— start LISTED RECORDS —

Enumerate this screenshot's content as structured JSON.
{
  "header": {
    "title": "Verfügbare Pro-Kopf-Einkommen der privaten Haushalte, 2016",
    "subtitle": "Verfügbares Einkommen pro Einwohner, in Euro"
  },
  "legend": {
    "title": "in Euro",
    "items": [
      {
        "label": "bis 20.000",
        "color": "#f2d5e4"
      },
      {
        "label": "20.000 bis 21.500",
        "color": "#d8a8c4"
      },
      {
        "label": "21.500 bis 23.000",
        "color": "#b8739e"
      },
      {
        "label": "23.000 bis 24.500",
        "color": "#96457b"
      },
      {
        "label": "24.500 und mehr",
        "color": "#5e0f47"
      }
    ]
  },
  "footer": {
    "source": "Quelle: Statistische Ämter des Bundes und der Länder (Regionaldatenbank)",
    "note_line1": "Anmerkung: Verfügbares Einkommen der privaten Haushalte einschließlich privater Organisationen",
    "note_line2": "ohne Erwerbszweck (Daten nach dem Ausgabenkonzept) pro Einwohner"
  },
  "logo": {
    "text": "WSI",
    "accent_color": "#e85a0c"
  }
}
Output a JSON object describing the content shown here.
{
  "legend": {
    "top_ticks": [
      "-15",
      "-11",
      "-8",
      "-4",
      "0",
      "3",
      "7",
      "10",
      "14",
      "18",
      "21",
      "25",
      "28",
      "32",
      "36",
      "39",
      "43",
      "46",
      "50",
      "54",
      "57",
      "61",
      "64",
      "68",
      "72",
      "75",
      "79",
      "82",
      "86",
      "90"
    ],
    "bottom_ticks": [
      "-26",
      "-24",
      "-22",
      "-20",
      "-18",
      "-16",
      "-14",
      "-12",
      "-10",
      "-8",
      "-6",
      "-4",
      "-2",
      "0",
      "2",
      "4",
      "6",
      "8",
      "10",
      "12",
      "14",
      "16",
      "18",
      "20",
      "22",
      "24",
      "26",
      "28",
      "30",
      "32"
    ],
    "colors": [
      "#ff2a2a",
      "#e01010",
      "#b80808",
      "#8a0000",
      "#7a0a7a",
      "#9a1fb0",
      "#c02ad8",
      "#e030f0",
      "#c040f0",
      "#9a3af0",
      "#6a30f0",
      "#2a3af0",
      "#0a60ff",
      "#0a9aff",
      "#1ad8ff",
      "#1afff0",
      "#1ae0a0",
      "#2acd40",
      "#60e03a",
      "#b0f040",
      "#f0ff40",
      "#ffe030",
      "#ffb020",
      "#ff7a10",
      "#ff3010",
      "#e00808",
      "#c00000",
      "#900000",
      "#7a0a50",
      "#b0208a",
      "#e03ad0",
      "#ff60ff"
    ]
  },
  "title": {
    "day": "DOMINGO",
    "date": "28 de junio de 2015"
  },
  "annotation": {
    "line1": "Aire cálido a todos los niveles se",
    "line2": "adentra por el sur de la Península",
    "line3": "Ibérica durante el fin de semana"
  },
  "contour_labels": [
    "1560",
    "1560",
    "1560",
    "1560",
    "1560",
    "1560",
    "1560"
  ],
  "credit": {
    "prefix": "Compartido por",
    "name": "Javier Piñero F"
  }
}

— end LISTED RECORDS —

[DIRECTION]
Note how many lines in the material hold the word "privaten", and give that number with nothing added.

[REPLY TO THE TASK]
2